To do:
Can you reproduce, word for word, the material from the line with "Patent image size: (829, 1378)." up to and including the line with "The first linkage 132 is at (245, 567)."?

Data to process:
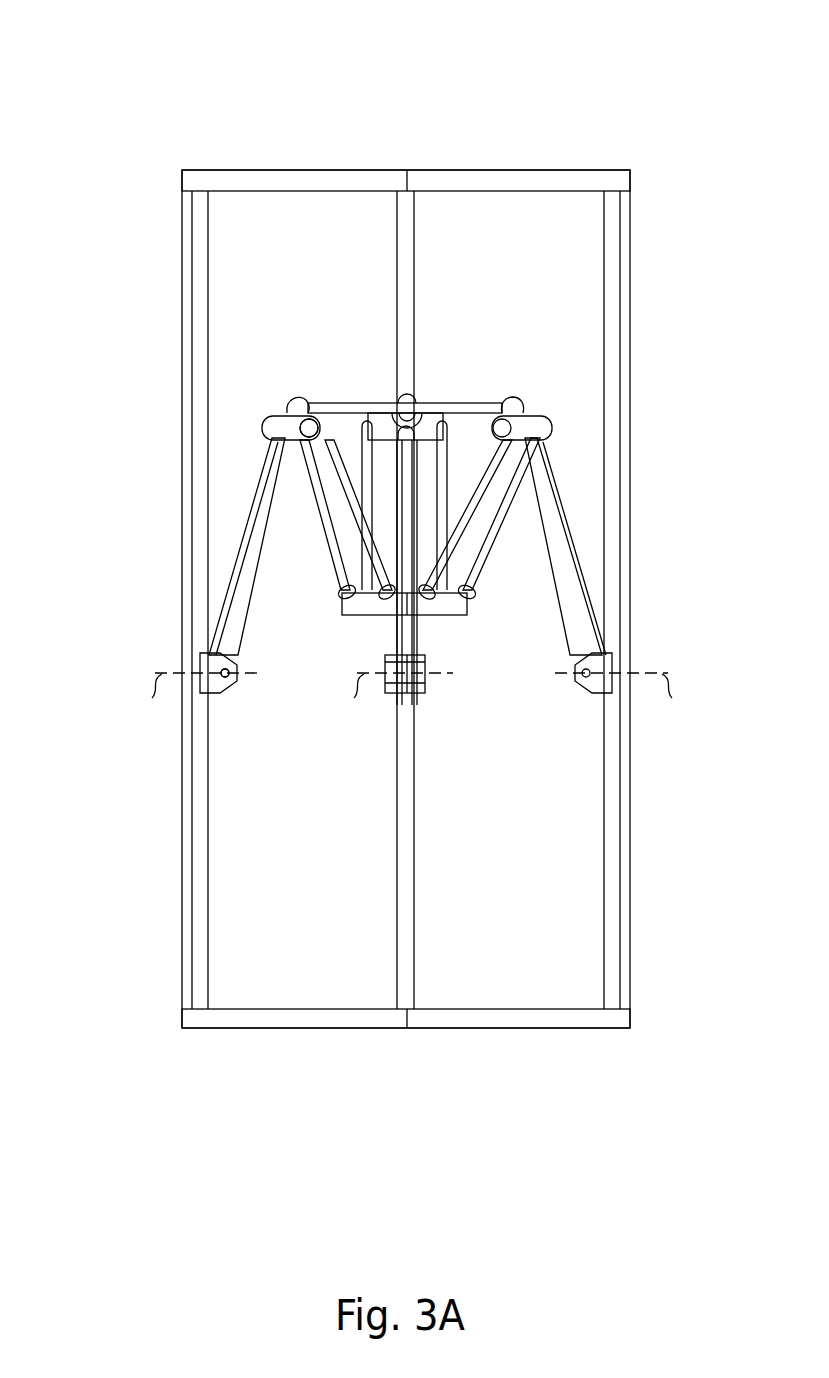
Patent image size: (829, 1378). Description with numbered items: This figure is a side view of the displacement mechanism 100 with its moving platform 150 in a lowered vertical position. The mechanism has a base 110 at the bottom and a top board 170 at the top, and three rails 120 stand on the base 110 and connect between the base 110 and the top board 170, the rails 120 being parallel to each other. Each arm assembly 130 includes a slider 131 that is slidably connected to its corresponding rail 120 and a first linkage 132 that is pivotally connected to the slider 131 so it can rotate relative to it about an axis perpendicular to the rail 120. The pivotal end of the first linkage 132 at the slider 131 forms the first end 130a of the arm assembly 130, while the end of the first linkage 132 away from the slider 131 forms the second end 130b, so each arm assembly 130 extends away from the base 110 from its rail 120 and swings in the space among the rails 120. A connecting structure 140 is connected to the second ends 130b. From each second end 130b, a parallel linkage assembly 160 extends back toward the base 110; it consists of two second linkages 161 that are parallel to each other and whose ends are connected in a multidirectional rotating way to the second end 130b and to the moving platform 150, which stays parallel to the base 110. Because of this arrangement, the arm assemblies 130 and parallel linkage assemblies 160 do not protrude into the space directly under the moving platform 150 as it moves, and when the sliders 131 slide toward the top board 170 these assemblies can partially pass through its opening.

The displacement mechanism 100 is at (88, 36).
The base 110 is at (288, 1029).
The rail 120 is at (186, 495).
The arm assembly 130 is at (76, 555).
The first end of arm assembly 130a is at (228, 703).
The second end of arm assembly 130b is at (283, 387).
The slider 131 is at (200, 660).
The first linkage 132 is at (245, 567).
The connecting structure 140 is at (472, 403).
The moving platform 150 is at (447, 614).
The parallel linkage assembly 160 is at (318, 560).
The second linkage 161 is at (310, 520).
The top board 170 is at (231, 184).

...

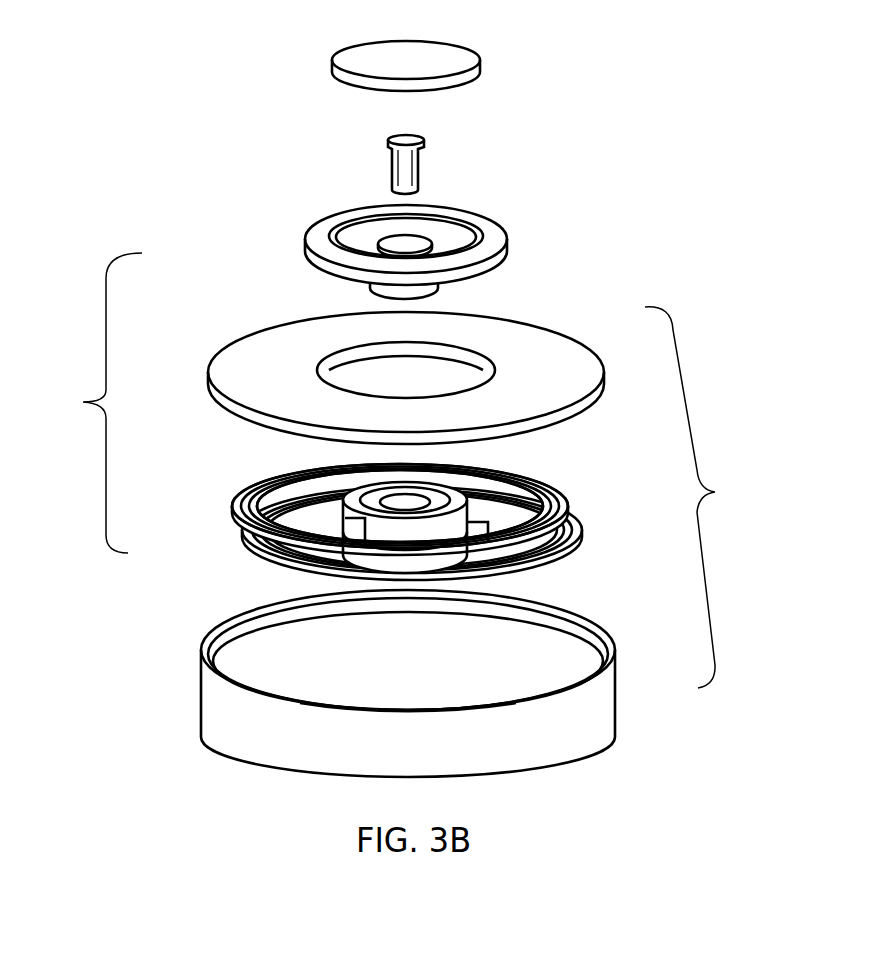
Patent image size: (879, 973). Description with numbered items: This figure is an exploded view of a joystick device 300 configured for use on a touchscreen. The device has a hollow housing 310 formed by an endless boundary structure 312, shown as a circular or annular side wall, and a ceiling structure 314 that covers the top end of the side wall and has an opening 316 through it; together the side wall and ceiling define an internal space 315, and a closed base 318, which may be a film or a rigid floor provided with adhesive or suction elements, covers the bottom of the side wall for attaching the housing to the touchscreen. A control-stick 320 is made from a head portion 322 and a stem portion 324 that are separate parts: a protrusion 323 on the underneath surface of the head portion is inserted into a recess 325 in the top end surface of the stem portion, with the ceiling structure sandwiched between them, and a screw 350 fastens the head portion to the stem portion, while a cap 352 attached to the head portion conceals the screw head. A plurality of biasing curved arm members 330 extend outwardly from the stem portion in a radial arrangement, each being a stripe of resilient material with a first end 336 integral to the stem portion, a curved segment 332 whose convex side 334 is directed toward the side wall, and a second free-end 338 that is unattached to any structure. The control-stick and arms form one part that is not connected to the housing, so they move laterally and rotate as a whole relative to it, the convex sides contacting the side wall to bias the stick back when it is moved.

Exercise answer:
Patent image size: (829, 1378). Description with numbered items: This figure is a side view of the displacement mechanism 100 with its moving platform 150 in a lowered vertical position. The mechanism has a base 110 at the bottom and a top board 170 at the top, and three rails 120 stand on the base 110 and connect between the base 110 and the top board 170, the rails 120 being parallel to each other. Each arm assembly 130 includes a slider 131 that is slidably connected to its corresponding rail 120 and a first linkage 132 that is pivotally connected to the slider 131 so it can rotate relative to it about an axis perpendicular to the rail 120. The pivotal end of the first linkage 132 at the slider 131 forms the first end 130a of the arm assembly 130, while the end of the first linkage 132 away from the slider 131 forms the second end 130b, so each arm assembly 130 extends away from the base 110 from its rail 120 and swings in the space among the rails 120. A connecting structure 140 is connected to the second ends 130b. From each second end 130b, a parallel linkage assembly 160 extends back toward the base 110; it consists of two second linkages 161 that are parallel to each other and whose ends are connected in a multidirectional rotating way to the second end 130b and to the moving platform 150, which stays parallel to the base 110. Because of this arrangement, the arm assemblies 130 and parallel linkage assemblies 160 do not protrude into the space directly under the moving platform 150 as it moves, and when the sliders 131 slide toward the top board 170 these assemblies can partially pass through its opening.

The displacement mechanism 100 is at (88, 36).
The base 110 is at (288, 1029).
The rail 120 is at (186, 495).
The arm assembly 130 is at (76, 555).
The first end of arm assembly 130a is at (228, 703).
The second end of arm assembly 130b is at (283, 387).
The slider 131 is at (200, 660).
The first linkage 132 is at (245, 567).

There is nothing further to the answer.